(Records contained in a dataset)
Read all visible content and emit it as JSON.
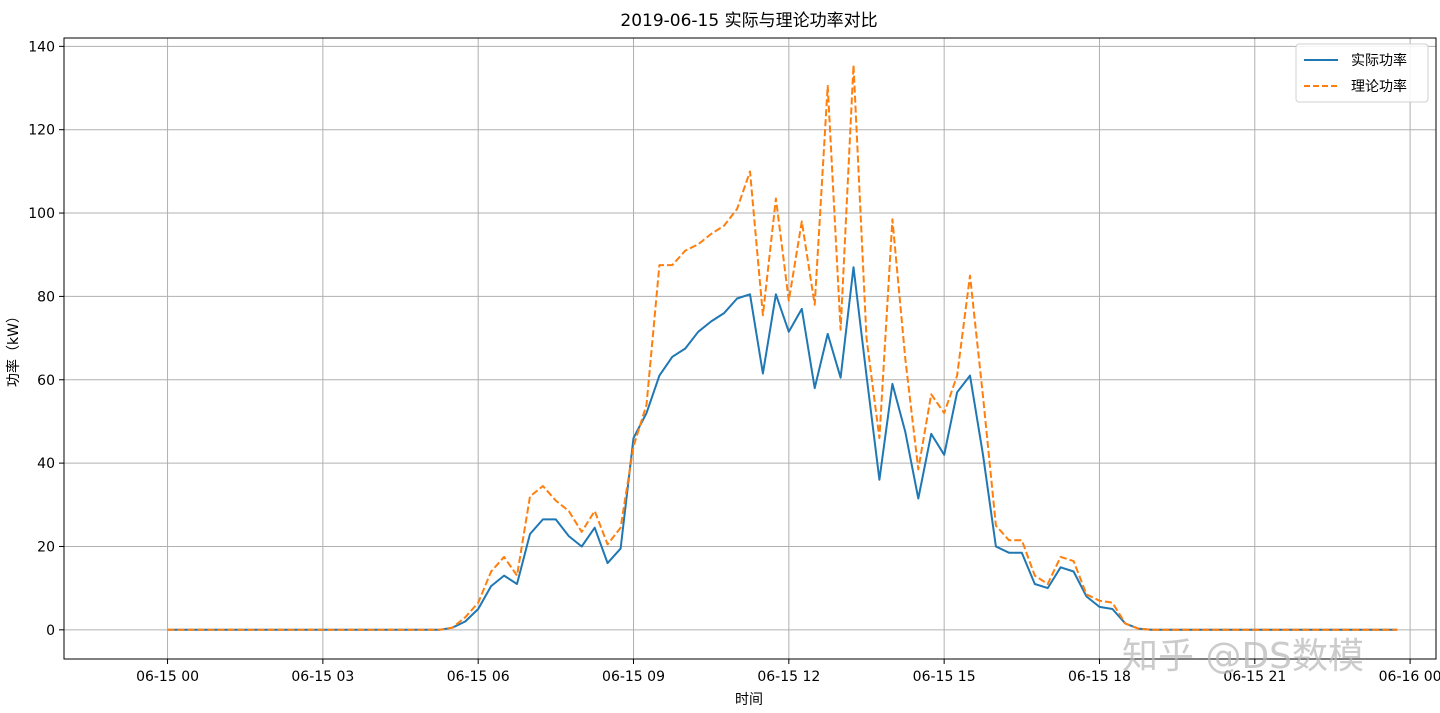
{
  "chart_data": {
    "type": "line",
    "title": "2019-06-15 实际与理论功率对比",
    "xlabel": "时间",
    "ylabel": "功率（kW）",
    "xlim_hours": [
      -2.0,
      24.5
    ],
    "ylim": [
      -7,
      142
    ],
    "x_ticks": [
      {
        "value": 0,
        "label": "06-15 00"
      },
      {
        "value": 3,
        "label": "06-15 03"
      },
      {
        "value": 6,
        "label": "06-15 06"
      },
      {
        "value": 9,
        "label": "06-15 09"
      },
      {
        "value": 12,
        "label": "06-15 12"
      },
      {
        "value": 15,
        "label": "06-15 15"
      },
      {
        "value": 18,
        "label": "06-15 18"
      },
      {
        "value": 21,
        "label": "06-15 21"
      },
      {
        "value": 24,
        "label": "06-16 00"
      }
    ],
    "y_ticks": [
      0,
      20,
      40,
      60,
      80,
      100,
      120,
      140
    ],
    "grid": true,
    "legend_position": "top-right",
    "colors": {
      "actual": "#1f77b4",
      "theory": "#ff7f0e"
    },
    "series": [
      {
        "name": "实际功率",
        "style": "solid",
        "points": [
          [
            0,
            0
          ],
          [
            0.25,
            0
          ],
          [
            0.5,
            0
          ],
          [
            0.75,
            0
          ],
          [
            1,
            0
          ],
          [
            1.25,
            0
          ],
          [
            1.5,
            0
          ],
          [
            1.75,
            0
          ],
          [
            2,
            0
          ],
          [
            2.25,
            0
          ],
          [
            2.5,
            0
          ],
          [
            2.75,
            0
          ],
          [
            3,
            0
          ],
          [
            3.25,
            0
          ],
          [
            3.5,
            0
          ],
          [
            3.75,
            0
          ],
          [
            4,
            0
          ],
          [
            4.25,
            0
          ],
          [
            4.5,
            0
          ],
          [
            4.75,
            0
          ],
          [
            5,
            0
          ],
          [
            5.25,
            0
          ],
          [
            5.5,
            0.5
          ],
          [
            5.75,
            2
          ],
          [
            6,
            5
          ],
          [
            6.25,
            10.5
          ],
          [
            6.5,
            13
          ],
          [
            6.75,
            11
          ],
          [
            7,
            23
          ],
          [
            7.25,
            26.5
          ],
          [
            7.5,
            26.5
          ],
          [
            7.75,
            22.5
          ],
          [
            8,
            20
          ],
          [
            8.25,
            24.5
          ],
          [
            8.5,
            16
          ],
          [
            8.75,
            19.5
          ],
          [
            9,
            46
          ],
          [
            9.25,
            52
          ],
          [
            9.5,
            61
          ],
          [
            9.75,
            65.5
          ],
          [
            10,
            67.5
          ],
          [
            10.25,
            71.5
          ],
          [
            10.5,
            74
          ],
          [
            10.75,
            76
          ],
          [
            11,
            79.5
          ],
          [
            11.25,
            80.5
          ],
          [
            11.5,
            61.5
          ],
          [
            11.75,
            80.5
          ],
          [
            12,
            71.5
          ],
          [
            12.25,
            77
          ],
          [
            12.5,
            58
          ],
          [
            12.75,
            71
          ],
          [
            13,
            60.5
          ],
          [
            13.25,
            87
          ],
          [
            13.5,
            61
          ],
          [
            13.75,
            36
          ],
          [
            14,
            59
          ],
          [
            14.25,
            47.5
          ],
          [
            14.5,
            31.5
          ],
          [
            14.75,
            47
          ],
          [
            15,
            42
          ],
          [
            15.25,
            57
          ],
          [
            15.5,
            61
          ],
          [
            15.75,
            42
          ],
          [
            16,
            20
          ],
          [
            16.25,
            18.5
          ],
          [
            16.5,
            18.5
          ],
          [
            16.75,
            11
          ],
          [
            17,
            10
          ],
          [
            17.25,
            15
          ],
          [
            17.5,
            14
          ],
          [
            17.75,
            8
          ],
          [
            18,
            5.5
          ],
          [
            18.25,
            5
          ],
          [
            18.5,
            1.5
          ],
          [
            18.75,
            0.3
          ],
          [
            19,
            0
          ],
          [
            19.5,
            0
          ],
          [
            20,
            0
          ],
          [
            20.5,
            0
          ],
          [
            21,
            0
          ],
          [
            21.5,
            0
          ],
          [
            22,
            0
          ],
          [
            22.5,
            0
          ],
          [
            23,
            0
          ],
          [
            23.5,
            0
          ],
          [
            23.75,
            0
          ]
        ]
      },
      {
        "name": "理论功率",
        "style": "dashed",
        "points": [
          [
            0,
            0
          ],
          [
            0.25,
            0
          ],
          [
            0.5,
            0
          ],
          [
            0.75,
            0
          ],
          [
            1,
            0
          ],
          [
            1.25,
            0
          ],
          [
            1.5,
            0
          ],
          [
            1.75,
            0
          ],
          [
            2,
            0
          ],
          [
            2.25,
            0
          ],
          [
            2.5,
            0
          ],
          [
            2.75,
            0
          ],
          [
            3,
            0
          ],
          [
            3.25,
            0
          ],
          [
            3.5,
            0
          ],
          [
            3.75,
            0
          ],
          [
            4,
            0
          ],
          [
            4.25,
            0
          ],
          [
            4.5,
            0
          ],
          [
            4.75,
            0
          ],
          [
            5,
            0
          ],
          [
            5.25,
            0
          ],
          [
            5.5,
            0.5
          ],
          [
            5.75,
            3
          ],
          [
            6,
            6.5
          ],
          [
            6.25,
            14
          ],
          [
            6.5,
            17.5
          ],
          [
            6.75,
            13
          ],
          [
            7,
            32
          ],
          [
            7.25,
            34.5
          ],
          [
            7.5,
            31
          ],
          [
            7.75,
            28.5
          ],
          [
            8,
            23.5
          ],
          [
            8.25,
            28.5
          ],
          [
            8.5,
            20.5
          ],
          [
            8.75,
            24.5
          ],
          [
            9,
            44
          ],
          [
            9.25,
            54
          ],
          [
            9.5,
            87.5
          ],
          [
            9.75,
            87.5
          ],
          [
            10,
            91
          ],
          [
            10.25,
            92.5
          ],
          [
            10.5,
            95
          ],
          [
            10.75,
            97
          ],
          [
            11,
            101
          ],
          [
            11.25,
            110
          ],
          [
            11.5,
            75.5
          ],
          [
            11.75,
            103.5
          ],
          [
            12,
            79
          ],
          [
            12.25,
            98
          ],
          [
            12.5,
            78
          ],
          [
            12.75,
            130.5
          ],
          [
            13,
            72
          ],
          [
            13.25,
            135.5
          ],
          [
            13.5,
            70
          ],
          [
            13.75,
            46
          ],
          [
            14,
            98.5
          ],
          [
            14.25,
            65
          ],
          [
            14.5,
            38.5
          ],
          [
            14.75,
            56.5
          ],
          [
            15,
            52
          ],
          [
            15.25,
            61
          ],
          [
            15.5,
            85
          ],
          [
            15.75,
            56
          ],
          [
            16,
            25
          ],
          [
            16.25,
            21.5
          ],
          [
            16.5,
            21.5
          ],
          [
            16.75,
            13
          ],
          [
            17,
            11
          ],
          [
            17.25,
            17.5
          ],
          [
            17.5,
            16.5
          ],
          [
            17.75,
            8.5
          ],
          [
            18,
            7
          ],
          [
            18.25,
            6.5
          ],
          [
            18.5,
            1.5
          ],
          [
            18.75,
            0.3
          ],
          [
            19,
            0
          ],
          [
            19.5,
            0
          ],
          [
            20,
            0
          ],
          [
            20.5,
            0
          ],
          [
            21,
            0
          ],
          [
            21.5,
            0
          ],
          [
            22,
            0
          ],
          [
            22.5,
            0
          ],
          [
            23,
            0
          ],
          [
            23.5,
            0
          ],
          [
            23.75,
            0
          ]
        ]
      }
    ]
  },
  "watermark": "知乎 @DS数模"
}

---

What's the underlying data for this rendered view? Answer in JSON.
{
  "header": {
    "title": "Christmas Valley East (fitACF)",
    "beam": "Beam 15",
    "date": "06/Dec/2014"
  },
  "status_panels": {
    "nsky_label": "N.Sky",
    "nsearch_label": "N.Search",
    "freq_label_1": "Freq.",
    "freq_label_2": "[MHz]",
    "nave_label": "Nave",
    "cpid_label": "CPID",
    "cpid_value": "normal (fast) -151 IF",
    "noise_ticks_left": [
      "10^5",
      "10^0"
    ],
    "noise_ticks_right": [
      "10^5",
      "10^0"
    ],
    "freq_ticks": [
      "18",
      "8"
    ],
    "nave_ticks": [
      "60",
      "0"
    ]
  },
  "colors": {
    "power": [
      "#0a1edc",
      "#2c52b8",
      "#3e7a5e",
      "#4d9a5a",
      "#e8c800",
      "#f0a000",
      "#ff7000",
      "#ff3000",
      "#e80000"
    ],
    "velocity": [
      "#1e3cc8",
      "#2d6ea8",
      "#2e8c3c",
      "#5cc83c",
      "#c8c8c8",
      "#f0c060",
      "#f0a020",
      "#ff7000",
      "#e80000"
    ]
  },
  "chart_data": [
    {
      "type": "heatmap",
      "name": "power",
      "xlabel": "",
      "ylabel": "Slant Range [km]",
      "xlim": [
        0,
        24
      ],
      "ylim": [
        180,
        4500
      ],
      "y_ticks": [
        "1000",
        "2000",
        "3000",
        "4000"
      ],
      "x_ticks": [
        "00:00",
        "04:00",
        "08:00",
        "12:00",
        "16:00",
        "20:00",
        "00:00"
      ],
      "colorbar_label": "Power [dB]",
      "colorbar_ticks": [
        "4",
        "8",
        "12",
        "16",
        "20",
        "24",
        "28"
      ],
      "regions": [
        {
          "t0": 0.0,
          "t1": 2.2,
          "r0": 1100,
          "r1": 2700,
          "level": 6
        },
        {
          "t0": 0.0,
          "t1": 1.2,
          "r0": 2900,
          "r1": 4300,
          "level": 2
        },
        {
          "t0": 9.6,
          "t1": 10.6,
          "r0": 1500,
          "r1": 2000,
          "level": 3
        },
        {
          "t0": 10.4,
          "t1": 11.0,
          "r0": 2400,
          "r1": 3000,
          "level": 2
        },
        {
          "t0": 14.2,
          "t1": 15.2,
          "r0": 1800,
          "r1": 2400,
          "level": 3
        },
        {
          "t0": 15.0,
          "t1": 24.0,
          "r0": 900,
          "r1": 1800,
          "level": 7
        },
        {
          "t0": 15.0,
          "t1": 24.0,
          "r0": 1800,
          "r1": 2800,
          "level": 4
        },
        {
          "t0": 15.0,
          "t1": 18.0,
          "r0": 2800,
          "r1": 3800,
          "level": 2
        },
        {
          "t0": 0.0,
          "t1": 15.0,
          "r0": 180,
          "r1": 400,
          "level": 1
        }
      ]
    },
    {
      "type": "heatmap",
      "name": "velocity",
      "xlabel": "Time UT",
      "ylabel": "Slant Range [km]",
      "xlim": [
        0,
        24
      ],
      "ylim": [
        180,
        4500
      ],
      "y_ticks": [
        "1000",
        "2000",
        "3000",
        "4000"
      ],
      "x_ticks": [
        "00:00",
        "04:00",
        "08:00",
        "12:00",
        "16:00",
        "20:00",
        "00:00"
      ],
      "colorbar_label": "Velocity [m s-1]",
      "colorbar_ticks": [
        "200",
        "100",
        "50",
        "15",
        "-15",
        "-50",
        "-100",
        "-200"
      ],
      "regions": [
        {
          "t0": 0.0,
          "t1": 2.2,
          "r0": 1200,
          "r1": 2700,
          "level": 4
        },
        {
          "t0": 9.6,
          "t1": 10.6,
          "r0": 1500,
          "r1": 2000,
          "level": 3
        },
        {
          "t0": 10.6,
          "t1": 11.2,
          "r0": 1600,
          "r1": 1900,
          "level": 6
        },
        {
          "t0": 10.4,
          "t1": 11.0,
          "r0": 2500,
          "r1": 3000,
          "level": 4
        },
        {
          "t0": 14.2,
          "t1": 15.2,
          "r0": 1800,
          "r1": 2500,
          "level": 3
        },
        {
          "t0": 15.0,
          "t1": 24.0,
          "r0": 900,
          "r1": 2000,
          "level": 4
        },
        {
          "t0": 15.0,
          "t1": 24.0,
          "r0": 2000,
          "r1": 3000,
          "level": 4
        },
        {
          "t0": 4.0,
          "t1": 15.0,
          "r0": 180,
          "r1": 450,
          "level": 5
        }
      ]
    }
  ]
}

## Task statement
Read the data above and count the lines that include "title". Answer only with the count.

## Solution
2